◆ DATA IN THIS EXERCISE ◆
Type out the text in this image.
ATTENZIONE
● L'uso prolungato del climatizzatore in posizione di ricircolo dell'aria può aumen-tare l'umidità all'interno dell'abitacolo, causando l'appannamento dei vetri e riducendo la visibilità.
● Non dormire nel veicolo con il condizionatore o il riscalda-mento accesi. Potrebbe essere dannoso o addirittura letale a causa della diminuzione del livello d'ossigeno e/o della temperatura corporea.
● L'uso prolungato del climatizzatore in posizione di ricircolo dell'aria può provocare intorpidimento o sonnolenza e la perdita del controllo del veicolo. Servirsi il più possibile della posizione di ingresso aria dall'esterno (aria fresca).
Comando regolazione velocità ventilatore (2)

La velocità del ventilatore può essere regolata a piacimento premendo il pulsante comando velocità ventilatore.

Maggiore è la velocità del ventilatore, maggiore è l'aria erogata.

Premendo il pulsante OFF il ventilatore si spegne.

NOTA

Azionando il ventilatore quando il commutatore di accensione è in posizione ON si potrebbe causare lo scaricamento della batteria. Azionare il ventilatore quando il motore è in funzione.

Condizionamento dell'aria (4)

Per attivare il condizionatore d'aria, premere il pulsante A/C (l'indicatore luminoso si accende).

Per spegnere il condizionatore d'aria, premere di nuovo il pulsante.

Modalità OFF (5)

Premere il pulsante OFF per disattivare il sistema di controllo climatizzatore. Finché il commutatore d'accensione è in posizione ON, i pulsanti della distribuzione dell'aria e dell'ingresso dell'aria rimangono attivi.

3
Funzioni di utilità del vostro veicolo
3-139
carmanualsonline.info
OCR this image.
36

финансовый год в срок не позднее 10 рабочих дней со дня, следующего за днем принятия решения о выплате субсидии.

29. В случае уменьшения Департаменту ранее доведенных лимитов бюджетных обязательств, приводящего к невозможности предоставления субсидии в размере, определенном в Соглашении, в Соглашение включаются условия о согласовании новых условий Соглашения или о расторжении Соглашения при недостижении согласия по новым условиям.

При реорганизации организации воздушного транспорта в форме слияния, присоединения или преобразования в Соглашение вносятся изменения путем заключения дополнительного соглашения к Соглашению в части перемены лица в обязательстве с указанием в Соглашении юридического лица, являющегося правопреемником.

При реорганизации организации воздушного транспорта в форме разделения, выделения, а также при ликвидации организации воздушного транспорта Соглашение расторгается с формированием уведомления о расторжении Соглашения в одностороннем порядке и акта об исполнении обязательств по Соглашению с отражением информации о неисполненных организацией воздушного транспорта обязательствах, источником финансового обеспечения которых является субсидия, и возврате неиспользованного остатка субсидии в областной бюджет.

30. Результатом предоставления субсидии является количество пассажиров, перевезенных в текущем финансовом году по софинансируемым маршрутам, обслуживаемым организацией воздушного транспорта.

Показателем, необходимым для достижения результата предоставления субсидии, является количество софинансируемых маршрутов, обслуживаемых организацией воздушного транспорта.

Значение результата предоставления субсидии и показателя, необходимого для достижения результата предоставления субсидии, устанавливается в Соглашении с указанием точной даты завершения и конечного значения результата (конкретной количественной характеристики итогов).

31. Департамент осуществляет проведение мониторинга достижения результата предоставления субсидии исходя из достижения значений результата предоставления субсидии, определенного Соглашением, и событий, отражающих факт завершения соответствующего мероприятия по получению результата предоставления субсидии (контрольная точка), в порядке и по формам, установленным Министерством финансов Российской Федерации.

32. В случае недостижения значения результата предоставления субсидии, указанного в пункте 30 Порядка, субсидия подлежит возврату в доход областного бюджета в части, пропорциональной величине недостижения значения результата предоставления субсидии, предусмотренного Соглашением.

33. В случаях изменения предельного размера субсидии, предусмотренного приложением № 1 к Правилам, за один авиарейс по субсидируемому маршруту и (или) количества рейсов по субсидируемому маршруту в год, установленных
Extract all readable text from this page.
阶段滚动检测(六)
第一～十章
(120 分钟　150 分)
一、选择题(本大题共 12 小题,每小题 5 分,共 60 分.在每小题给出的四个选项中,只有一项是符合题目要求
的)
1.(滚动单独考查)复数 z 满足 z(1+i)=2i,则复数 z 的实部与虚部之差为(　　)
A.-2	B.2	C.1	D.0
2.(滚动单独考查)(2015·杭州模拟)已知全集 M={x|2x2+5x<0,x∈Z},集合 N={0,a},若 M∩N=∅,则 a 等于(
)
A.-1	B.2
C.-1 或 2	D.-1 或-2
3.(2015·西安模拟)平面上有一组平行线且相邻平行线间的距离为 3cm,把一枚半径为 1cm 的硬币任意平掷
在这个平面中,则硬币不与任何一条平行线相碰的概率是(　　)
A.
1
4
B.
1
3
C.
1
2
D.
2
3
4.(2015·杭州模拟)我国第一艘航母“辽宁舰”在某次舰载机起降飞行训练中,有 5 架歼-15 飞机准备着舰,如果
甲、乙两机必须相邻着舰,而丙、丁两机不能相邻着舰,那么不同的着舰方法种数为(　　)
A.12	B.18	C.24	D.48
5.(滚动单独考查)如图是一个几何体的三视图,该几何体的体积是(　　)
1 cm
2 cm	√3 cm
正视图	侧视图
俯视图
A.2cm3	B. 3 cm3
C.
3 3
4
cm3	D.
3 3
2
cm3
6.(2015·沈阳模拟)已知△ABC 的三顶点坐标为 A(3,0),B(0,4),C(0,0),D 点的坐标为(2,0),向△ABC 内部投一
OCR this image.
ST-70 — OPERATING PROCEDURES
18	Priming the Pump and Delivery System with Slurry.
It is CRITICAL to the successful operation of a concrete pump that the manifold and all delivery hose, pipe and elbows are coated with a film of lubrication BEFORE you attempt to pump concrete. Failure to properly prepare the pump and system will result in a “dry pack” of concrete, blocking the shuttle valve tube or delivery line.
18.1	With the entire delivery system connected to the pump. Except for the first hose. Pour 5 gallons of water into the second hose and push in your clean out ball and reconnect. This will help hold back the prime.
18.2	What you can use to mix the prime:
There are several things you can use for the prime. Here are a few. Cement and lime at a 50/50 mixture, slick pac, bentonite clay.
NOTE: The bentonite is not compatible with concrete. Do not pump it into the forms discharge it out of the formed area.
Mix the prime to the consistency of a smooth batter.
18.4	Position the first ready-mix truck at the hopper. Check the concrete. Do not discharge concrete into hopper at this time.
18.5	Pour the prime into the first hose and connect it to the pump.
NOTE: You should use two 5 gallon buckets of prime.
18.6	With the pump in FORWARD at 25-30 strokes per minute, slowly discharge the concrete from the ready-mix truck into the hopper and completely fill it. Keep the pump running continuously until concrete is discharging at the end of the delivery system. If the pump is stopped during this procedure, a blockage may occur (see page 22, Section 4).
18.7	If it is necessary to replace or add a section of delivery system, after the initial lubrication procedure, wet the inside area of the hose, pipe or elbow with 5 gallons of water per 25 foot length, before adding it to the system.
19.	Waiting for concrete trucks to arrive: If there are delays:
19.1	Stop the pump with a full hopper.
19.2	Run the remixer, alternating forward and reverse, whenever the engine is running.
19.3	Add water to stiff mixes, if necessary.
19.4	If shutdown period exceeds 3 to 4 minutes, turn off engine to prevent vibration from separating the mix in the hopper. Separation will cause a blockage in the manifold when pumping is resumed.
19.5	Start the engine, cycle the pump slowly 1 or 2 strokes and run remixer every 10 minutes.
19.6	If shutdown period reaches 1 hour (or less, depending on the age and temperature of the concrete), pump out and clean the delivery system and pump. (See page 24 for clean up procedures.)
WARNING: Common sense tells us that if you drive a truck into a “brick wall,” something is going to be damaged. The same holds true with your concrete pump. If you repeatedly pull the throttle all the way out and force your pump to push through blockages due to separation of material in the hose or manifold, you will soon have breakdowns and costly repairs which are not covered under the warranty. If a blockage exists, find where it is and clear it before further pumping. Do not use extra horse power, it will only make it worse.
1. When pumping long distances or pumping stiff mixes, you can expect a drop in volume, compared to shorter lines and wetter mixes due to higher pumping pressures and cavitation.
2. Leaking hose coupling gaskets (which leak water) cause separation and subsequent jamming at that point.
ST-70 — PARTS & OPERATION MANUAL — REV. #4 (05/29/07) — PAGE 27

◆ AIM OF THE TASK ◆
State how many lines include the string "commutatore". Give no other information.

◆ RIGHT ANSWER ◆
2